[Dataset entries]
+++++
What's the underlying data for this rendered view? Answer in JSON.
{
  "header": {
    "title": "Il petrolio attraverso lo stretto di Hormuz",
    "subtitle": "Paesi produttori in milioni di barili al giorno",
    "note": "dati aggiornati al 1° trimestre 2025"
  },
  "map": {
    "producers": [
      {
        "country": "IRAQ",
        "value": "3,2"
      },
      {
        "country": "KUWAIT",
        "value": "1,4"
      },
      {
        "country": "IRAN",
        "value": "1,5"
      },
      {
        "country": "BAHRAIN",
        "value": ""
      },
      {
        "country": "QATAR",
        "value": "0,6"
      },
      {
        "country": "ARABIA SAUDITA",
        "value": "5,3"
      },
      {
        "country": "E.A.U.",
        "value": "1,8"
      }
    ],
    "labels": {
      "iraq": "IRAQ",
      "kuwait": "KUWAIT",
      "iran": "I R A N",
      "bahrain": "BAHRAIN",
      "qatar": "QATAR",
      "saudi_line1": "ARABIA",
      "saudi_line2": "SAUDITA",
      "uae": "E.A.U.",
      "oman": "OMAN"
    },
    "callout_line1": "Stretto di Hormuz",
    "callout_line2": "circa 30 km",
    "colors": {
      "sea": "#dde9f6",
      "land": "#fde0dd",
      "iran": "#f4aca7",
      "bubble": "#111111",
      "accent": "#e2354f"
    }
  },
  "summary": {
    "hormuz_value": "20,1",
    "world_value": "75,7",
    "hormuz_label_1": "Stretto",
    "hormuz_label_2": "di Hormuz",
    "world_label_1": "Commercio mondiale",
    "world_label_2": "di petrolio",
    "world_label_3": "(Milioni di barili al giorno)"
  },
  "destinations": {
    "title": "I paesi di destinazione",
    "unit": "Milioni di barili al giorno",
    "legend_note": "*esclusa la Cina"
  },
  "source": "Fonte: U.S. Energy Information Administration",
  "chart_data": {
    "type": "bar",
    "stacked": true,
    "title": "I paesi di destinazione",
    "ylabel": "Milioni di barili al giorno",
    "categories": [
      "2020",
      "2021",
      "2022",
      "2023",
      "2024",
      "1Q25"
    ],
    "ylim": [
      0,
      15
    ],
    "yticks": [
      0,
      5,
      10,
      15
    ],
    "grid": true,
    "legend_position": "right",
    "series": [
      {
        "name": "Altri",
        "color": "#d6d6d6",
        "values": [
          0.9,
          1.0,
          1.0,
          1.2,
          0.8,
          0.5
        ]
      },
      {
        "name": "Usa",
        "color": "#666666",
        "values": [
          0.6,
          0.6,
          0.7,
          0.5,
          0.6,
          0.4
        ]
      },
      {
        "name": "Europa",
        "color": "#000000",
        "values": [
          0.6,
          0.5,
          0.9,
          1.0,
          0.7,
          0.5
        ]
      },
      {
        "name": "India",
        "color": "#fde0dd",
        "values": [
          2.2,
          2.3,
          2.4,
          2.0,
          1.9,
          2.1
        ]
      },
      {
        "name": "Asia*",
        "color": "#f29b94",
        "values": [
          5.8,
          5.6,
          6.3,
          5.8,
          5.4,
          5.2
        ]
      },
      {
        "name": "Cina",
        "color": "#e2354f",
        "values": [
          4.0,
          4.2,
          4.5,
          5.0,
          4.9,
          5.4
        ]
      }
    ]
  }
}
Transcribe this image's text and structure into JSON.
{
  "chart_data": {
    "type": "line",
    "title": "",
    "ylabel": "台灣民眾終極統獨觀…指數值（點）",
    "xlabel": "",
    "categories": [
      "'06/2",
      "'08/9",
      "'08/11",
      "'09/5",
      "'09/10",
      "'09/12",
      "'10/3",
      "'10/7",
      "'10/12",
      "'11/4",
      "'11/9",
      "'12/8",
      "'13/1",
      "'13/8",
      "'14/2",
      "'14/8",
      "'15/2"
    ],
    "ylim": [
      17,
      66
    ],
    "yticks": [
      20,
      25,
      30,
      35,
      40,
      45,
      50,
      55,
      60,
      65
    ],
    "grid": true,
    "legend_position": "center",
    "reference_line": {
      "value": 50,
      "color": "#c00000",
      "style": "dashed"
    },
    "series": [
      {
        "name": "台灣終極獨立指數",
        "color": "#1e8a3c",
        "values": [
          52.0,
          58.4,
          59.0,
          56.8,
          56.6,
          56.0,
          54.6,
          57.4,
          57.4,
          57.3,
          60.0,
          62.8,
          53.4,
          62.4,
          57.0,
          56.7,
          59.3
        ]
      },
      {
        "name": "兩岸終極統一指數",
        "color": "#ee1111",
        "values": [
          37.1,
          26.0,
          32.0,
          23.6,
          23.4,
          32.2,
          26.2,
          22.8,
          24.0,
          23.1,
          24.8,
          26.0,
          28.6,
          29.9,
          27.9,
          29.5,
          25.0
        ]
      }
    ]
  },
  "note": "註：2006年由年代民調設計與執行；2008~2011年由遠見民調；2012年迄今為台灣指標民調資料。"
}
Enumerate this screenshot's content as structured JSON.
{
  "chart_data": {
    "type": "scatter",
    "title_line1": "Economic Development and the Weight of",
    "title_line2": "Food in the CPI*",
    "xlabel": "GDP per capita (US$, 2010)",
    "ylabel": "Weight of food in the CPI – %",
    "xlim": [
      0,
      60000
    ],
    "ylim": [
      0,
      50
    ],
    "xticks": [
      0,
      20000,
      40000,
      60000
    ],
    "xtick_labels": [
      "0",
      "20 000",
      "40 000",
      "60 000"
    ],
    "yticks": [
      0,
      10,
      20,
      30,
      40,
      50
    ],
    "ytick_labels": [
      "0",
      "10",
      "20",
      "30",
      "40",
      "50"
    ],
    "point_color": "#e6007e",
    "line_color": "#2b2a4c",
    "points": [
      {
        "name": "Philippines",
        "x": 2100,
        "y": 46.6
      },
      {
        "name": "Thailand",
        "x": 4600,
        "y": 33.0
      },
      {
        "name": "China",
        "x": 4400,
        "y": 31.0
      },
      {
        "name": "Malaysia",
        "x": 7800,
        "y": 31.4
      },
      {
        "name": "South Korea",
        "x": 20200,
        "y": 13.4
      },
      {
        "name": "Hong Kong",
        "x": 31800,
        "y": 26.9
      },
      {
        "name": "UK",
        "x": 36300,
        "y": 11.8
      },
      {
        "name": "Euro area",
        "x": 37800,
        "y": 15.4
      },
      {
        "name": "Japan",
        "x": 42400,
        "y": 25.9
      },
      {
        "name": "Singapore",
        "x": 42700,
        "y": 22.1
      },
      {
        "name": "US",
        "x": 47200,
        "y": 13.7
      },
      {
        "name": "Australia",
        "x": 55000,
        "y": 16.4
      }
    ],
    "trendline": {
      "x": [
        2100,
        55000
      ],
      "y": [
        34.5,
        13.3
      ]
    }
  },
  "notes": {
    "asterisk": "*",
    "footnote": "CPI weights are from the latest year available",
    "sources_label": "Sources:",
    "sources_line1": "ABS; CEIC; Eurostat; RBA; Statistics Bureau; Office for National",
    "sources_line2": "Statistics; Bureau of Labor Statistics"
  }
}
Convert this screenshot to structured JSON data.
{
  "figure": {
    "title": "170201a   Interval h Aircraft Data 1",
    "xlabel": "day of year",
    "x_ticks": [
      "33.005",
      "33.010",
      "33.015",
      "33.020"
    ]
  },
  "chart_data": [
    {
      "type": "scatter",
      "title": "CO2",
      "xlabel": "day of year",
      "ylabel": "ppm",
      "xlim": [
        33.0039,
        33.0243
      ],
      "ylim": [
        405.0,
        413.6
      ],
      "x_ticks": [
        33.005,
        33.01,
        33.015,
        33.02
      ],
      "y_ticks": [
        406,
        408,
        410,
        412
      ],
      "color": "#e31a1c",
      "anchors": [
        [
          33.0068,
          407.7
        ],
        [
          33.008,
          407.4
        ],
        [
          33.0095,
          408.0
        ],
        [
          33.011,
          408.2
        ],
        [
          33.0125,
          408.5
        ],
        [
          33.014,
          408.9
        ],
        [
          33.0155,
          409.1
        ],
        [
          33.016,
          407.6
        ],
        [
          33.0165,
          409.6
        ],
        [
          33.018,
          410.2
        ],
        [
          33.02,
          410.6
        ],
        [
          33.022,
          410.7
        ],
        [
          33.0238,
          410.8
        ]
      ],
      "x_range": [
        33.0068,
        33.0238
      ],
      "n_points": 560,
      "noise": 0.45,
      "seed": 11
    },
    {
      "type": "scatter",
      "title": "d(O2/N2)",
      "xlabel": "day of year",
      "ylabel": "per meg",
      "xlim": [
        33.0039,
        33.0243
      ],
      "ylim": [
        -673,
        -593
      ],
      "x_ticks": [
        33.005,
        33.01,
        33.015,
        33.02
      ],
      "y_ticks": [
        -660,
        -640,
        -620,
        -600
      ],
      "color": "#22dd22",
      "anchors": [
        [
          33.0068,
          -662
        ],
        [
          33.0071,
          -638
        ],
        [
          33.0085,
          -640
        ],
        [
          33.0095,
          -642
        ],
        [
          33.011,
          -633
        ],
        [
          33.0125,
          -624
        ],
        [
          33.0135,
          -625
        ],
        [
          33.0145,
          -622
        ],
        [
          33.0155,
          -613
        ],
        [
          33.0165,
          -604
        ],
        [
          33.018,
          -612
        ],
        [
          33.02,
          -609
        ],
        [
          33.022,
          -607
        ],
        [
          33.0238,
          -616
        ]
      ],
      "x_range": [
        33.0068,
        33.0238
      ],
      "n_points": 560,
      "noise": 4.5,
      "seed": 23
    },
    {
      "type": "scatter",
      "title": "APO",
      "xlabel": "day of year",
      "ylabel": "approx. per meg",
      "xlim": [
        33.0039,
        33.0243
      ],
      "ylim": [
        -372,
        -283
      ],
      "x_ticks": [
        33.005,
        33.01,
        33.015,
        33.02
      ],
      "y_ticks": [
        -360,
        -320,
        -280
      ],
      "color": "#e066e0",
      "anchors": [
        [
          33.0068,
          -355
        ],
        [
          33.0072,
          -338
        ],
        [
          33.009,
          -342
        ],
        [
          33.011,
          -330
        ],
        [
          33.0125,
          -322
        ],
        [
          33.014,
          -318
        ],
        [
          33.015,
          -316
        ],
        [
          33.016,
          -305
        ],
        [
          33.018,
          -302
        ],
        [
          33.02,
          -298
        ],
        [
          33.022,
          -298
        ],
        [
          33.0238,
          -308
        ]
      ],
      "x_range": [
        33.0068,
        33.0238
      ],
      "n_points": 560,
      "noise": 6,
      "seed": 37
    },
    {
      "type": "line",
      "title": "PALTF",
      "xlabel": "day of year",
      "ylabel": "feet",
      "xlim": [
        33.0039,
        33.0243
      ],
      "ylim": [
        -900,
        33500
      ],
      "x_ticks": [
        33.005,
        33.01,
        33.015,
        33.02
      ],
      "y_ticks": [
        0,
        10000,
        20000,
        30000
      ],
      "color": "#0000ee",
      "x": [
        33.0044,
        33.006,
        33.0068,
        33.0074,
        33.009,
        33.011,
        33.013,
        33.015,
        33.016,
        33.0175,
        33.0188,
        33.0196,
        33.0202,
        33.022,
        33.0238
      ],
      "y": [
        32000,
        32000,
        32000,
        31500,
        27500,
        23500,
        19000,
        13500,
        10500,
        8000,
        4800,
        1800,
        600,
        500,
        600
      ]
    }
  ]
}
+++++
* DIRECTIONS:
Go through the listing above and list every line that has the word "giorno".

* CORRECT OUTPUT:
    "subtitle": "Paesi produttori in milioni di barili al giorno",
    "world_label_3": "(Milioni di barili al giorno)"
    "unit": "Milioni di barili al giorno",
    "ylabel": "Milioni di barili al giorno",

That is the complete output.